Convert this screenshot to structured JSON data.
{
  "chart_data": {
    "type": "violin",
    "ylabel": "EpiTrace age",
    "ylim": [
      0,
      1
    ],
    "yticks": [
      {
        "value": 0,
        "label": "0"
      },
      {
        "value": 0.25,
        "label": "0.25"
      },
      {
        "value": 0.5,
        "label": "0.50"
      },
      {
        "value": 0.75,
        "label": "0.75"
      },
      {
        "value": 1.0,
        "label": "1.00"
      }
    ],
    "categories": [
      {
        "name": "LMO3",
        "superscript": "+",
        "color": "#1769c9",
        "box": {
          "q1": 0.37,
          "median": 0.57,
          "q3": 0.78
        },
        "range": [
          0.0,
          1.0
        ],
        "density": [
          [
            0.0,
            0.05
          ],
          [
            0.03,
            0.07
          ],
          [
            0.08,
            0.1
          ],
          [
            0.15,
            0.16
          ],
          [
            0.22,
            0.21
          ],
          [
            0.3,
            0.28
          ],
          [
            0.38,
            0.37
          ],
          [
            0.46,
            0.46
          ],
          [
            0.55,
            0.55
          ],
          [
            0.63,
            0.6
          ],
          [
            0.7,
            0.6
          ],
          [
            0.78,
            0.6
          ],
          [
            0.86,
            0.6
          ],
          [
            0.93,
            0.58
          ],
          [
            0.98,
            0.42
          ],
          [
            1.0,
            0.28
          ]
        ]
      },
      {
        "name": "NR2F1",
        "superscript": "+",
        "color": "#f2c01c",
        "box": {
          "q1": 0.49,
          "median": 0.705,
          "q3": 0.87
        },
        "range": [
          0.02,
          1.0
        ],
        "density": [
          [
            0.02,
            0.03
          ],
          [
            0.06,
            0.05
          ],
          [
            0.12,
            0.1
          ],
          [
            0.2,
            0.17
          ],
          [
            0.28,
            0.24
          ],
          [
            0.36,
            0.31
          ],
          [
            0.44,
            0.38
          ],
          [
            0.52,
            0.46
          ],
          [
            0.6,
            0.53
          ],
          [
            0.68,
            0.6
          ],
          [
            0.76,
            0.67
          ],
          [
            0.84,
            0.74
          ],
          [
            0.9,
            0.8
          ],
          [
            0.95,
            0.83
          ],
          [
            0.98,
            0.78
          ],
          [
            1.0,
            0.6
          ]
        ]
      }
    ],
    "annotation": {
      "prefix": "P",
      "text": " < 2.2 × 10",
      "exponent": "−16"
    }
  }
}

◆ WRITTEN TASK
From the records above, pick out and copy each line holding the word "value".

◆ THE ANSWER
        "value": 0,
        "value": 0.25,
        "value": 0.5,
        "value": 0.75,
        "value": 1.0,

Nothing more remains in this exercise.